## Start EXCERPT

Day of the Kamikaze
Written, produced, and directed by Peter Nicholson
Smithsonian Networks, 2007, 75 min., DVD
Also includes Eyewitness Kamikaze
(26 min.)
This British-produced documentary presents numerous firsthand accounts from both Japanese and Allied veterans. When
considering quality, emotional content, and variety, the interviews in Day of
the Kamikaze surpass those in any other documentary on Japan's kamikaze
operations. These interviewees, ten from the Japanese side and ten from the
Allied side (see list at bottom of page), describe what happened during Japan's
kamikaze attacks and express their enduring deep feelings toward those events.

## End EXCERPT

TO DO »
**A)** From the documentary review, extract the passage between "This British-produced documentary" and "toward those events.", inclusive.
**B)** Translate this sentence from the documentary review into Spanish: "This British-produced documentary presents numerous firsthand accounts from both Japanese and Allied veterans."

## Start RECORD SET

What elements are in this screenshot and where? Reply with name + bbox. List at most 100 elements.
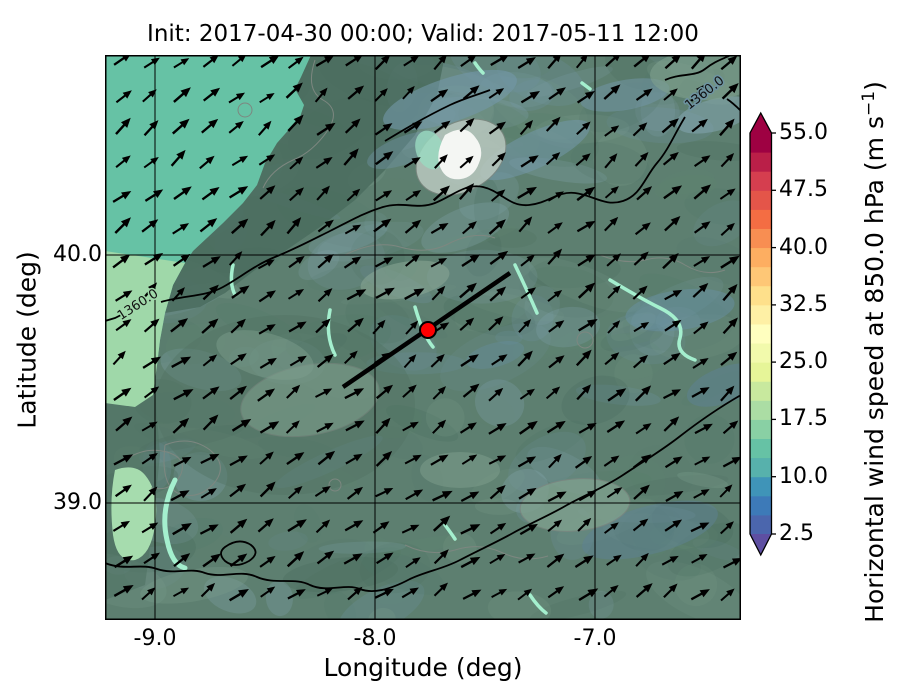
wind-arrow [632,354,649,369]
colorbar-tick-label: 32.5 [779,291,828,317]
wind-arrow [285,420,300,434]
wind-arrow [459,282,477,299]
wind-arrow [488,219,506,235]
wind-arrow [257,259,275,270]
wind-arrow [287,56,304,69]
wind-arrow [545,386,561,400]
wind-arrow [663,389,682,400]
wind-arrow [663,416,680,432]
wind-arrow [603,584,619,598]
wind-arrow [172,522,192,536]
wind-arrow [691,118,708,133]
wind-arrow [115,290,133,302]
wind-arrow [286,217,302,235]
colorbar-segment [750,495,772,516]
wind-arrow [404,454,422,465]
wind-arrow [720,521,734,535]
wind-arrow [202,386,220,400]
y-tick-label-40: 40.0 [53,242,102,267]
colorbar-segment [750,190,772,210]
colorbar-segment [750,381,772,401]
wind-arrow [115,416,133,432]
colorbar-segment [750,171,772,191]
wind-arrow [172,417,190,434]
wind-arrow [143,57,160,69]
colorbar-segment [750,362,772,382]
wind-arrow [691,387,710,398]
wind-arrow [430,354,445,368]
wind-arrow [462,589,482,600]
wind-arrow [460,354,479,367]
wind-arrow [431,285,446,301]
wind-arrow [604,125,620,137]
wind-arrow [375,487,394,498]
wind-arrow [315,157,333,169]
wind-arrow [693,256,711,267]
wind-arrow [546,420,566,434]
wind-arrow [113,387,132,401]
wind-arrow [433,582,448,597]
wind-arrow [229,455,248,467]
wind-arrow [606,554,622,566]
wind-arrow [374,123,393,136]
wind-arrow [517,186,537,200]
colorbar-tick-label: 55.0 [779,120,828,145]
blue-patch [686,363,741,407]
wind-arrow [173,186,192,200]
wind-arrow [141,522,159,534]
wind-arrow [347,85,365,100]
wind-arrow [691,553,708,564]
white-snow-patch [438,129,482,180]
wind-arrow [430,222,449,235]
colorbar-segment [750,323,772,344]
wind-arrow [460,556,481,569]
wind-arrow [231,418,252,432]
wind-arrow [229,553,248,568]
wind-arrow [488,387,504,402]
wind-arrow [173,456,192,467]
blue-patch [480,119,590,181]
wind-arrow [432,386,447,400]
wind-arrow [173,553,191,567]
wind-arrow [170,149,186,167]
wind-arrow [375,384,394,400]
wind-arrow [547,491,567,503]
colorbar-segment [750,209,772,229]
wind-arrow [316,588,334,597]
wind-arrow [663,352,681,366]
wind-arrow [720,385,735,402]
wind-arrow [199,524,219,535]
wind-arrow [173,58,190,69]
wind-arrow [663,583,678,599]
wind-arrow [520,287,537,300]
wind-arrow [143,552,160,565]
wind-arrow [405,557,421,569]
wind-arrow [462,221,477,235]
wind-arrow [259,451,274,465]
wind-arrow [170,318,189,333]
wind-arrow [375,417,391,434]
wind-arrow [460,55,477,67]
wind-arrow [662,252,679,270]
wind-arrow [403,157,421,169]
wind-arrow [344,520,364,532]
wind-arrow [720,351,738,366]
wind-arrow [202,414,219,431]
wind-arrow [260,55,280,69]
wind-arrow [635,583,653,598]
wind-arrow [576,186,596,202]
wind-arrow [575,153,591,167]
wind-arrow [257,388,276,402]
wind-arrow [403,354,417,369]
wind-arrow [200,453,220,465]
wind-arrow [461,254,481,267]
wind-arrow [578,422,597,434]
wind-arrow [575,55,588,69]
plot-title: Init: 2017-04-30 00:00; Valid: 2017-05-1… [147,21,699,47]
wind-arrow [229,385,247,401]
wind-arrow [259,421,280,434]
wind-arrow [460,524,481,535]
blue-patch [580,78,670,112]
wind-arrow [259,481,276,498]
wind-arrow [171,118,190,135]
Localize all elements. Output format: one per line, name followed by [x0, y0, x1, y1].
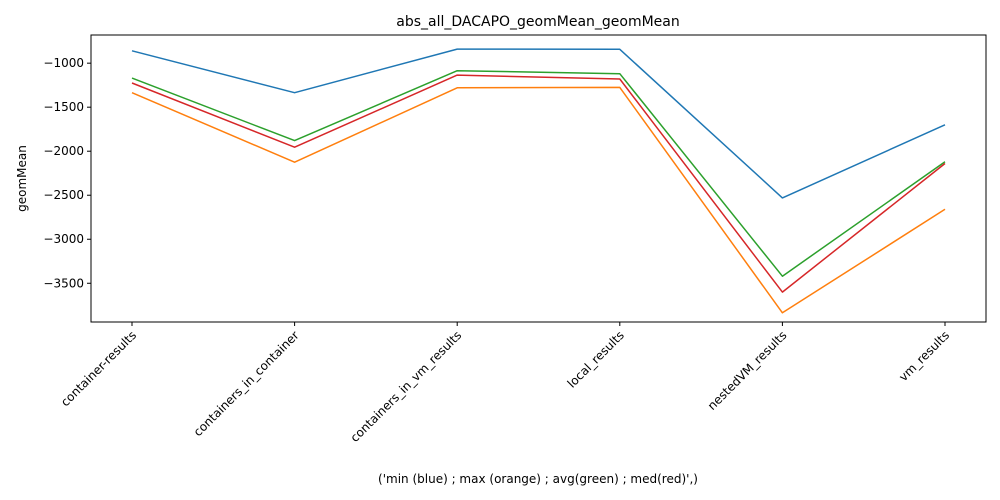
series-line-4 [131, 74, 946, 293]
y-tick-label: −1000 [43, 56, 84, 70]
y-tick-label: −2000 [43, 144, 84, 158]
x-tick-label: vm_results [896, 328, 952, 384]
x-tick-label: containers_in_vm_results [348, 328, 465, 445]
x-tick-label: nestedVM_results [705, 328, 790, 413]
series-line-2 [131, 86, 946, 314]
y-tick-label: −2500 [43, 188, 84, 202]
y-tick-label: −1500 [43, 100, 84, 114]
x-axis-label: ('min (blue) ; max (orange) ; avg(green)… [378, 472, 698, 486]
y-tick-label: −3500 [43, 276, 84, 290]
series-line-1 [131, 48, 946, 199]
y-axis-label: geomMean [15, 145, 29, 212]
y-tick-label: −3000 [43, 232, 84, 246]
x-tick-label: local_results [565, 328, 627, 390]
y-axis: −1000 −1500 −2000 −2500 −3000 −3500 [43, 56, 91, 290]
series-layer [131, 48, 946, 314]
x-tick-label: containers_in_container [191, 328, 302, 439]
plot-area-frame [90, 34, 987, 323]
x-axis: container-results containers_in_container… [58, 322, 952, 445]
series-line-3 [131, 69, 946, 277]
chart-title: abs_all_DACAPO_geomMean_geomMean [396, 14, 680, 30]
x-tick-label: container-results [58, 328, 139, 409]
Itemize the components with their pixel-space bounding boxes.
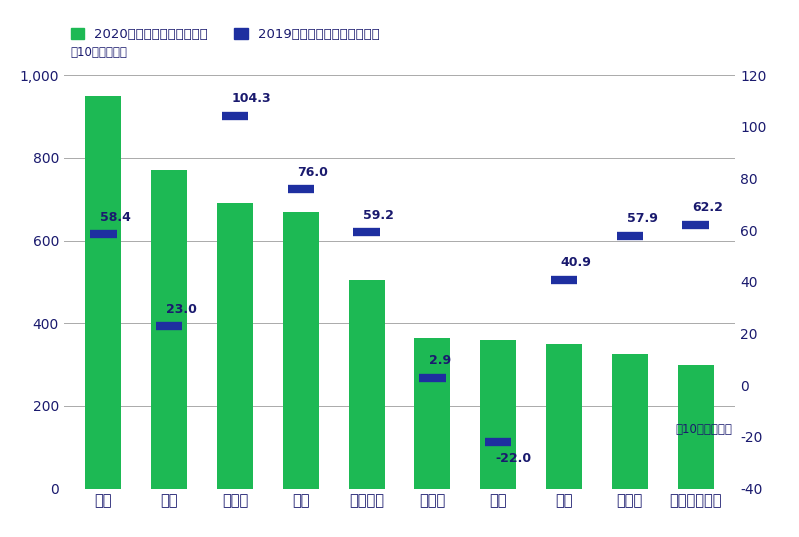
Bar bbox=[546, 344, 582, 489]
Text: 62.2: 62.2 bbox=[692, 201, 723, 214]
Text: -22.0: -22.0 bbox=[495, 453, 531, 466]
Bar bbox=[217, 204, 253, 489]
Bar bbox=[283, 212, 319, 489]
Text: （10億米ドル）: （10億米ドル） bbox=[675, 423, 732, 436]
Bar bbox=[415, 338, 451, 489]
Text: 40.9: 40.9 bbox=[561, 256, 591, 269]
Text: （10億米ドル）: （10億米ドル） bbox=[70, 46, 127, 59]
Bar bbox=[612, 354, 648, 489]
Text: 58.4: 58.4 bbox=[100, 211, 131, 224]
Text: 59.2: 59.2 bbox=[364, 209, 394, 222]
Bar bbox=[480, 340, 516, 489]
Text: 76.0: 76.0 bbox=[297, 165, 328, 178]
Legend: 2020年の市場規模（左軸）, 2019年からの純増減（右軸）: 2020年の市場規模（左軸）, 2019年からの純増減（右軸） bbox=[70, 28, 380, 41]
Bar bbox=[151, 170, 187, 489]
Bar bbox=[678, 365, 714, 489]
Bar bbox=[348, 280, 384, 489]
Text: 2.9: 2.9 bbox=[429, 354, 451, 367]
Text: 104.3: 104.3 bbox=[232, 92, 272, 105]
Bar bbox=[85, 96, 121, 489]
Text: 57.9: 57.9 bbox=[626, 212, 658, 226]
Text: 23.0: 23.0 bbox=[166, 302, 197, 316]
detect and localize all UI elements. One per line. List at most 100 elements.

## End RECORD SET

ANSWERS TO THE PROBLEMS »
**A)**
This British-produced documentary presents numerous firsthand accounts from both Japanese and Allied veterans. When
considering quality, emotional content, and variety, the interviews in Day of
the Kamikaze surpass those in any other documentary on Japan's kamikaze
operations. These interviewees, ten from the Japanese side and ten from the
Allied side (see list at bottom of page), describe what happened during Japan's
kamikaze attacks and express their enduring deep feelings toward those events.

**B)** Este documental de producción británica presenta numerosos relatos de primera mano de veteranos tanto japoneses como aliados.